(Data entries)
━━━
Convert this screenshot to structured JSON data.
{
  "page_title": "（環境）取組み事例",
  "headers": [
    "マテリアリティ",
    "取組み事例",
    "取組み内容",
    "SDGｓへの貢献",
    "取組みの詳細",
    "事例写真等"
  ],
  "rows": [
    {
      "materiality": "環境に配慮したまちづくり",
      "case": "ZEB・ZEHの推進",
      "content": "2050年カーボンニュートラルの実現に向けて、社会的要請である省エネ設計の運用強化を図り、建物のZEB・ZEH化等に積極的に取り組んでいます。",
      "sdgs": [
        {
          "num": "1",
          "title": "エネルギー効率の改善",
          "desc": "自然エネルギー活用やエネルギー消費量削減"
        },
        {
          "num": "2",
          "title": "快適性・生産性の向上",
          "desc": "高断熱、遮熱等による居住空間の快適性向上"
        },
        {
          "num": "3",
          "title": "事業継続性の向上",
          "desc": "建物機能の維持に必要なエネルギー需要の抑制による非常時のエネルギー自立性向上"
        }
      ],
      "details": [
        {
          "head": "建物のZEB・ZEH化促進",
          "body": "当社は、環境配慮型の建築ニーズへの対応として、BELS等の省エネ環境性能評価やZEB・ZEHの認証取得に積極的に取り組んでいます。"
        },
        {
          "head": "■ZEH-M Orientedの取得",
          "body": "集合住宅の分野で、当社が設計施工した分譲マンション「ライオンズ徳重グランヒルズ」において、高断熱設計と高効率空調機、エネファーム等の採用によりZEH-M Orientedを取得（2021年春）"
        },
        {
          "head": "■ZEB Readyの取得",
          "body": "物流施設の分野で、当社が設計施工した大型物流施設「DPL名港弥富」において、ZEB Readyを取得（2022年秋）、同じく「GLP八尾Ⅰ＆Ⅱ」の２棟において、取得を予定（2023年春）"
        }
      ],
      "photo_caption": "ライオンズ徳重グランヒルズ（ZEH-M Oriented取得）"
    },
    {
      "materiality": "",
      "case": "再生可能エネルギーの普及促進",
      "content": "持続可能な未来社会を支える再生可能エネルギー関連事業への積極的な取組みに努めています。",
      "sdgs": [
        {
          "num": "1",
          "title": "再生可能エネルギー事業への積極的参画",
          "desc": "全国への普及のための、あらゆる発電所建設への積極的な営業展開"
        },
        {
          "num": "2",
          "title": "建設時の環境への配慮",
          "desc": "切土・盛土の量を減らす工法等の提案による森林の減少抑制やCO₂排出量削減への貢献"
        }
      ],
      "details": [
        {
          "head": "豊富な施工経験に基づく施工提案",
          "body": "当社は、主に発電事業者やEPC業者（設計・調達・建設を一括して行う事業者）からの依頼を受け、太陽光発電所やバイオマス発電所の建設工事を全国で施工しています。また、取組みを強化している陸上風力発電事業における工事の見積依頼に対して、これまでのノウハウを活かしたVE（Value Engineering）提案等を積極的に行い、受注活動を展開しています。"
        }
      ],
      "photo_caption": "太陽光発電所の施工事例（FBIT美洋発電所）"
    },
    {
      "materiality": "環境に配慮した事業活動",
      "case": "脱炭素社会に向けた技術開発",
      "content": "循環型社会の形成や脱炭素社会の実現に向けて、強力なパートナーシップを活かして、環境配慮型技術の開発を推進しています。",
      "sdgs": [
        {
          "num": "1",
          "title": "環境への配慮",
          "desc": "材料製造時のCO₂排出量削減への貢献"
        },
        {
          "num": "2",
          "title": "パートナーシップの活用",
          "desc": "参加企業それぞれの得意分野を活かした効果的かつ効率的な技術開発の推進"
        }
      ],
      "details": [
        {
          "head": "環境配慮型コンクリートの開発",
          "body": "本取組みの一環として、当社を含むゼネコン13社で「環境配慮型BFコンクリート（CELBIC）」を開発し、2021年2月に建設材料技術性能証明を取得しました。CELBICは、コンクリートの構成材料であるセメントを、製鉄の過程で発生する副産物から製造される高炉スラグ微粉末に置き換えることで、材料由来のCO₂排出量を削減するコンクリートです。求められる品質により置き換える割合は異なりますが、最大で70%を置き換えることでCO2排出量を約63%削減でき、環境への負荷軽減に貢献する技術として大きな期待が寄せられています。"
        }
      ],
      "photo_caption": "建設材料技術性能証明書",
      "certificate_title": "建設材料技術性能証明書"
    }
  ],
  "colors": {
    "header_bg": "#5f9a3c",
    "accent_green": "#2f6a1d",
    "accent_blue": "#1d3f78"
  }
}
━━━
THE EXERCISE: Output all of the material, please, exactly as it stands.

ANSWER TO THIS EXERCISE:
Convert this screenshot to structured JSON data.
{
  "page_title": "（環境）取組み事例",
  "headers": [
    "マテリアリティ",
    "取組み事例",
    "取組み内容",
    "SDGｓへの貢献",
    "取組みの詳細",
    "事例写真等"
  ],
  "rows": [
    {
      "materiality": "環境に配慮したまちづくり",
      "case": "ZEB・ZEHの推進",
      "content": "2050年カーボンニュートラルの実現に向けて、社会的要請である省エネ設計の運用強化を図り、建物のZEB・ZEH化等に積極的に取り組んでいます。",
      "sdgs": [
        {
          "num": "1",
          "title": "エネルギー効率の改善",
          "desc": "自然エネルギー活用やエネルギー消費量削減"
        },
        {
          "num": "2",
          "title": "快適性・生産性の向上",
          "desc": "高断熱、遮熱等による居住空間の快適性向上"
        },
        {
          "num": "3",
          "title": "事業継続性の向上",
          "desc": "建物機能の維持に必要なエネルギー需要の抑制による非常時のエネルギー自立性向上"
        }
      ],
      "details": [
        {
          "head": "建物のZEB・ZEH化促進",
          "body": "当社は、環境配慮型の建築ニーズへの対応として、BELS等の省エネ環境性能評価やZEB・ZEHの認証取得に積極的に取り組んでいます。"
        },
        {
          "head": "■ZEH-M Orientedの取得",
          "body": "集合住宅の分野で、当社が設計施工した分譲マンション「ライオンズ徳重グランヒルズ」において、高断熱設計と高効率空調機、エネファーム等の採用によりZEH-M Orientedを取得（2021年春）"
        },
        {
          "head": "■ZEB Readyの取得",
          "body": "物流施設の分野で、当社が設計施工した大型物流施設「DPL名港弥富」において、ZEB Readyを取得（2022年秋）、同じく「GLP八尾Ⅰ＆Ⅱ」の２棟において、取得を予定（2023年春）"
        }
      ],
      "photo_caption": "ライオンズ徳重グランヒルズ（ZEH-M Oriented取得）"
    },
    {
      "materiality": "",
      "case": "再生可能エネルギーの普及促進",
      "content": "持続可能な未来社会を支える再生可能エネルギー関連事業への積極的な取組みに努めています。",
      "sdgs": [
        {
          "num": "1",
          "title": "再生可能エネルギー事業への積極的参画",
          "desc": "全国への普及のための、あらゆる発電所建設への積極的な営業展開"
        },
        {
          "num": "2",
          "title": "建設時の環境への配慮",
          "desc": "切土・盛土の量を減らす工法等の提案による森林の減少抑制やCO₂排出量削減への貢献"
        }
      ],
      "details": [
        {
          "head": "豊富な施工経験に基づく施工提案",
          "body": "当社は、主に発電事業者やEPC業者（設計・調達・建設を一括して行う事業者）からの依頼を受け、太陽光発電所やバイオマス発電所の建設工事を全国で施工しています。また、取組みを強化している陸上風力発電事業における工事の見積依頼に対して、これまでのノウハウを活かしたVE（Value Engineering）提案等を積極的に行い、受注活動を展開しています。"
        }
      ],
      "photo_caption": "太陽光発電所の施工事例（FBIT美洋発電所）"
    },
    {
      "materiality": "環境に配慮した事業活動",
      "case": "脱炭素社会に向けた技術開発",
      "content": "循環型社会の形成や脱炭素社会の実現に向けて、強力なパートナーシップを活かして、環境配慮型技術の開発を推進しています。",
      "sdgs": [
        {
          "num": "1",
          "title": "環境への配慮",
          "desc": "材料製造時のCO₂排出量削減への貢献"
        },
        {
          "num": "2",
          "title": "パートナーシップの活用",
          "desc": "参加企業それぞれの得意分野を活かした効果的かつ効率的な技術開発の推進"
        }
      ],
      "details": [
        {
          "head": "環境配慮型コンクリートの開発",
          "body": "本取組みの一環として、当社を含むゼネコン13社で「環境配慮型BFコンクリート（CELBIC）」を開発し、2021年2月に建設材料技術性能証明を取得しました。CELBICは、コンクリートの構成材料であるセメントを、製鉄の過程で発生する副産物から製造される高炉スラグ微粉末に置き換えることで、材料由来のCO₂排出量を削減するコンクリートです。求められる品質により置き換える割合は異なりますが、最大で70%を置き換えることでCO2排出量を約63%削減でき、環境への負荷軽減に貢献する技術として大きな期待が寄せられています。"
        }
      ],
      "photo_caption": "建設材料技術性能証明書",
      "certificate_title": "建設材料技術性能証明書"
    }
  ],
  "colors": {
    "header_bg": "#5f9a3c",
    "accent_green": "#2f6a1d",
    "accent_blue": "#1d3f78"
  }
}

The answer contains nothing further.